_WRITTEN PROBLEM_. From the data that follows, report how many lines hold the string "газа", giving only the number.

--- --- ---

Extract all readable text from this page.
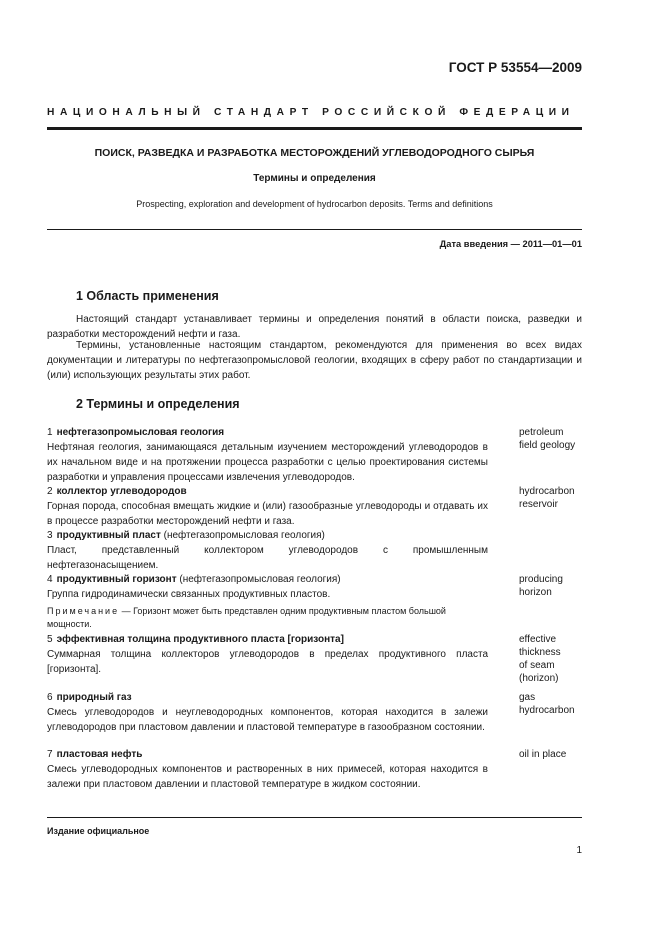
ГОСТ Р 53554—2009
НАЦИОНАЛЬНЫЙ СТАНДАРТ РОССИЙСКОЙ ФЕДЕРАЦИИ
ПОИСК, РАЗВЕДКА И РАЗРАБОТКА МЕСТОРОЖДЕНИЙ УГЛЕВОДОРОДНОГО СЫРЬЯ
Термины и определения
Prospecting, exploration and development of hydrocarbon deposits. Terms and definitions
Дата введения — 2011—01—01
1 Область применения
Настоящий стандарт устанавливает термины и определения понятий в области поиска, разведки и разработки месторождений нефти и газа.
Термины, установленные настоящим стандартом, рекомендуются для применения во всех видах документации и литературы по нефтегазопромысловой геологии, входящих в сферу работ по стандартизации и (или) использующих результаты этих работ.
2 Термины и определения
1 нефтегазопромысловая геология
Нефтяная геология, занимающаяся детальным изучением месторождений углеводородов в их начальном виде и на протяжении процесса разработки с целью проектирования системы разработки и управления процессами извлечения углеводородов.
petroleum
field geology
2 коллектор углеводородов
Горная порода, способная вмещать жидкие и (или) газообразные углеводороды и отдавать их в процессе разработки месторождений нефти и газа.
hydrocarbon
reservoir
3 продуктивный пласт (нефтегазопромысловая геология)
Пласт, представленный коллектором углеводородов с промышленным нефтегазонасыщением.
4 продуктивный горизонт (нефтегазопромысловая геология)
Группа гидродинамически связанных продуктивных пластов.
producing
horizon
Примечание — Горизонт может быть представлен одним продуктивным пластом большой мощности.
5 эффективная толщина продуктивного пласта [горизонта]
Суммарная толщина коллекторов углеводородов в пределах продуктивного пласта [горизонта].
effective
thickness
of seam
(horizon)
6 природный газ
Смесь углеводородов и неуглеводородных компонентов, которая находится в залежи углеводородов при пластовом давлении и пластовой температуре в газообразном состоянии.
gas
hydrocarbon
7 пластовая нефть
Смесь углеводородных компонентов и растворенных в них примесей, которая находится в залежи при пластовом давлении и пластовой температуре в жидком состоянии.
oil in place
Издание официальное
1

--- --- ---

_SOLUTION_. 2